▶ [The request] Every line holding the word "name" counts once. Give the total, nothing more.

▶ [Information provided]
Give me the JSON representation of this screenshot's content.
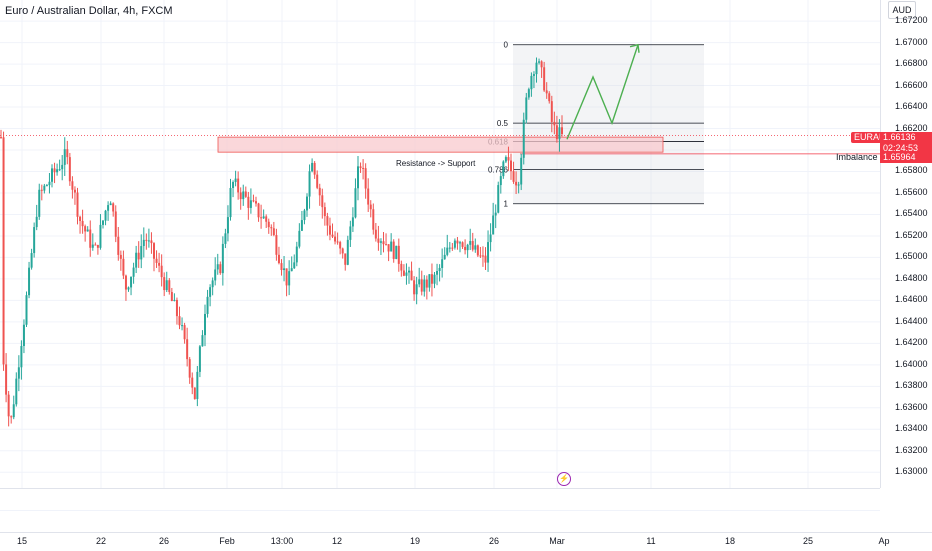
{
  "header": {
    "title": "Euro / Australian Dollar, 4h, FXCM"
  },
  "price_axis": {
    "currency": "AUD",
    "labels": [
      "1.67200",
      "1.67000",
      "1.66800",
      "1.66600",
      "1.66400",
      "1.66200",
      "1.66000",
      "1.65800",
      "1.65600",
      "1.65400",
      "1.65200",
      "1.65000",
      "1.64800",
      "1.64600",
      "1.64400",
      "1.64200",
      "1.64000",
      "1.63800",
      "1.63600",
      "1.63400",
      "1.63200",
      "1.63000"
    ]
  },
  "time_axis": {
    "labels": [
      "15",
      "22",
      "26",
      "Feb",
      "13:00",
      "12",
      "19",
      "26",
      "Mar",
      "11",
      "18",
      "25",
      "Ap"
    ]
  },
  "price_tags": {
    "symbol": "EURAUD",
    "last_price": "1.66136",
    "countdown": "02:24:53",
    "imbalance_price": "1.65964",
    "imbalance_label": "Imbalance"
  },
  "annotations": {
    "zone_label": "Resistance -> Support",
    "fib_levels": [
      "0",
      "0.5",
      "0.618",
      "0.786",
      "1"
    ]
  },
  "colors": {
    "up": "#26a69a",
    "down": "#ef5350",
    "zone_fill": "#f8c9ce",
    "zone_stroke": "#ef5350",
    "arrow": "#4caf50",
    "tag": "#f23645"
  },
  "chart_data": {
    "type": "candlestick",
    "symbol": "EURAUD",
    "timeframe": "4h",
    "ylim": [
      1.629,
      1.6735
    ],
    "last_price": 1.66136,
    "imbalance_price": 1.65964,
    "resistance_support_zone": [
      1.6598,
      1.6612
    ],
    "fib_retracement": {
      "0": 1.6698,
      "0.5": 1.6625,
      "0.618": 1.6608,
      "0.786": 1.6582,
      "1": 1.655
    },
    "projection_path": [
      1.661,
      1.6668,
      1.6625,
      1.6698
    ]
  }
}
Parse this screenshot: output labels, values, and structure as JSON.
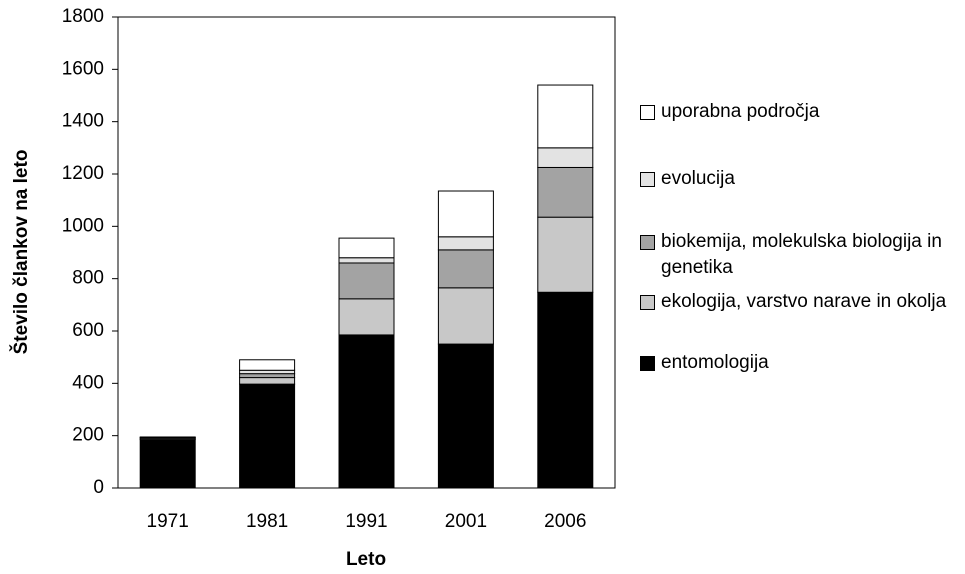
{
  "chart_data": {
    "type": "stacked_bar",
    "x_label": "Leto",
    "y_label": "Število člankov na leto",
    "categories": [
      "1971",
      "1981",
      "1991",
      "2001",
      "2006"
    ],
    "series": [
      {
        "name": "entomologija",
        "color": "#000000",
        "values": [
          185,
          397,
          585,
          550,
          748
        ]
      },
      {
        "name": "ekologija, varstvo narave in okolja",
        "color": "#c8c8c8",
        "values": [
          5,
          25,
          138,
          215,
          287
        ]
      },
      {
        "name": "biokemija, molekulska biologija in genetika",
        "color": "#a3a3a3",
        "values": [
          3,
          15,
          137,
          145,
          190
        ]
      },
      {
        "name": "evolucija",
        "color": "#e3e3e3",
        "values": [
          2,
          13,
          20,
          50,
          75
        ]
      },
      {
        "name": "uporabna področja",
        "color": "#ffffff",
        "values": [
          0,
          40,
          75,
          175,
          240
        ]
      }
    ],
    "ylim": [
      0,
      1800
    ],
    "yticks": [
      0,
      200,
      400,
      600,
      800,
      1000,
      1200,
      1400,
      1600,
      1800
    ],
    "legend": "right"
  }
}
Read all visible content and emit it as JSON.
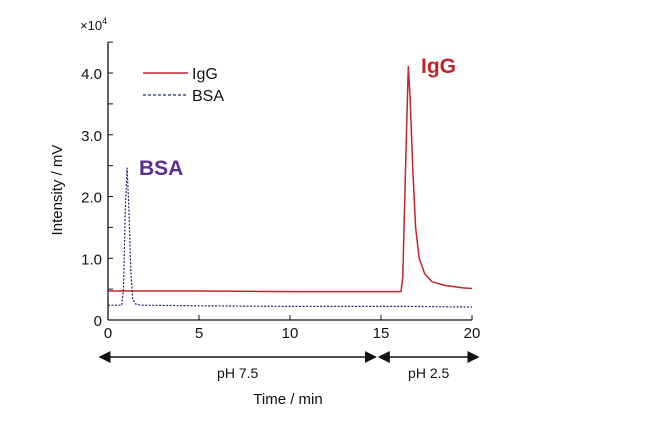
{
  "chart_data": {
    "type": "line",
    "xlabel": "Time / min",
    "ylabel": "Intensity / mV",
    "y_multiplier": "×10",
    "y_multiplier_exp": "4",
    "xlim": [
      0,
      20
    ],
    "ylim": [
      0,
      4.5
    ],
    "xticks": [
      0,
      5,
      10,
      15,
      20
    ],
    "xtick_labels": [
      "0",
      "5",
      "10",
      "15",
      "20"
    ],
    "yticks": [
      0,
      1.0,
      2.0,
      3.0,
      4.0
    ],
    "ytick_labels": [
      "0",
      "1.0",
      "2.0",
      "3.0",
      "4.0"
    ],
    "grid": false,
    "legend": {
      "placement": "top-left",
      "entries": [
        "IgG",
        "BSA"
      ]
    },
    "colors": {
      "IgG": "#c0252e",
      "BSA": "#1c2a6e",
      "BSA_annotation": "#5a2d91"
    },
    "series": [
      {
        "name": "IgG",
        "style": "solid",
        "x": [
          0,
          5,
          10,
          14,
          16.1,
          16.2,
          16.35,
          16.5,
          16.6,
          16.75,
          16.9,
          17.1,
          17.4,
          17.8,
          18.5,
          19.5,
          20
        ],
        "y": [
          0.47,
          0.47,
          0.46,
          0.46,
          0.46,
          0.7,
          2.5,
          4.1,
          3.6,
          2.4,
          1.5,
          1.0,
          0.75,
          0.62,
          0.56,
          0.52,
          0.51
        ]
      },
      {
        "name": "BSA",
        "style": "dashed",
        "x": [
          0,
          0.75,
          0.85,
          0.95,
          1.05,
          1.15,
          1.25,
          1.35,
          1.5,
          1.8,
          5,
          10,
          15,
          16.5,
          20
        ],
        "y": [
          0.24,
          0.24,
          0.5,
          1.8,
          2.46,
          1.8,
          0.8,
          0.35,
          0.26,
          0.24,
          0.23,
          0.22,
          0.22,
          0.22,
          0.21
        ]
      }
    ],
    "annotations": [
      {
        "text": "IgG",
        "x": 17.2,
        "y": 4.2
      },
      {
        "text": "BSA",
        "x": 1.7,
        "y": 2.3
      }
    ],
    "ranges": [
      {
        "label": "pH 7.5",
        "from": 0,
        "to": 14.8
      },
      {
        "label": "pH 2.5",
        "from": 14.8,
        "to": 20
      }
    ]
  }
}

▶ [Solution for this problem] 7